- [Task directions]
Copy all of the material word for word, except for the pictures.

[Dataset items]
|---|
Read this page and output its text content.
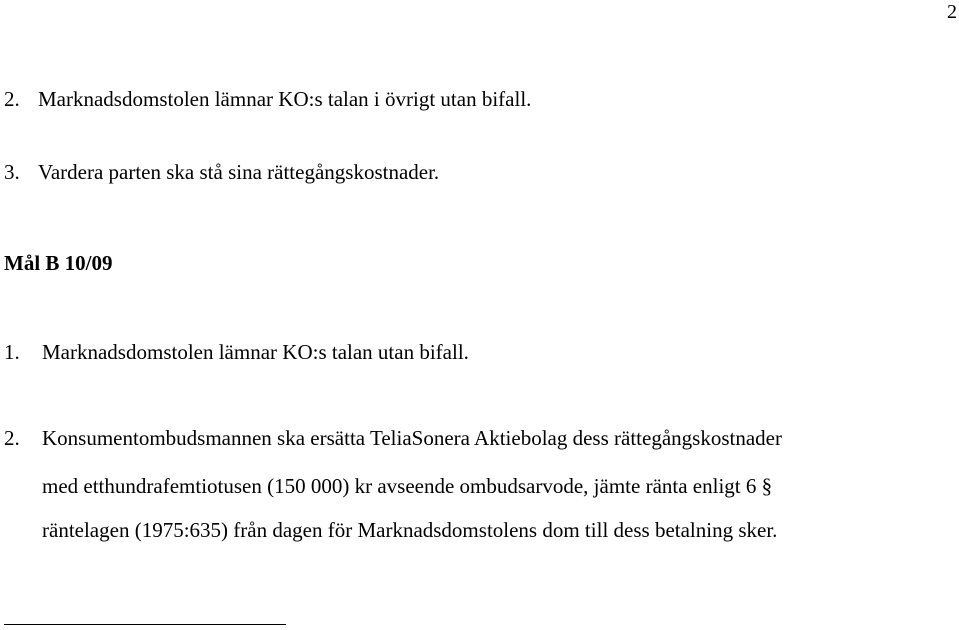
2
2. Marknadsdomstolen lämnar KO:s talan i övrigt utan bifall.
3. Vardera parten ska stå sina rättegångskostnader.
Mål B 10/09
1. Marknadsdomstolen lämnar KO:s talan utan bifall.
2. Konsumentombudsmannen ska ersätta TeliaSonera Aktiebolag dess rättegångskostnader
med etthundrafemtiotusen (150 000) kr avseende ombudsarvode, jämte ränta enligt 6 §
räntelagen (1975:635) från dagen för Marknadsdomstolens dom till dess betalning sker.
|---|
- [Answer to this problem]
Read this page and output its text content.
2
2. Marknadsdomstolen lämnar KO:s talan i övrigt utan bifall.
3. Vardera parten ska stå sina rättegångskostnader.
Mål B 10/09
1. Marknadsdomstolen lämnar KO:s talan utan bifall.
2. Konsumentombudsmannen ska ersätta TeliaSonera Aktiebolag dess rättegångskostnader
med etthundrafemtiotusen (150 000) kr avseende ombudsarvode, jämte ränta enligt 6 §
räntelagen (1975:635) från dagen för Marknadsdomstolens dom till dess betalning sker.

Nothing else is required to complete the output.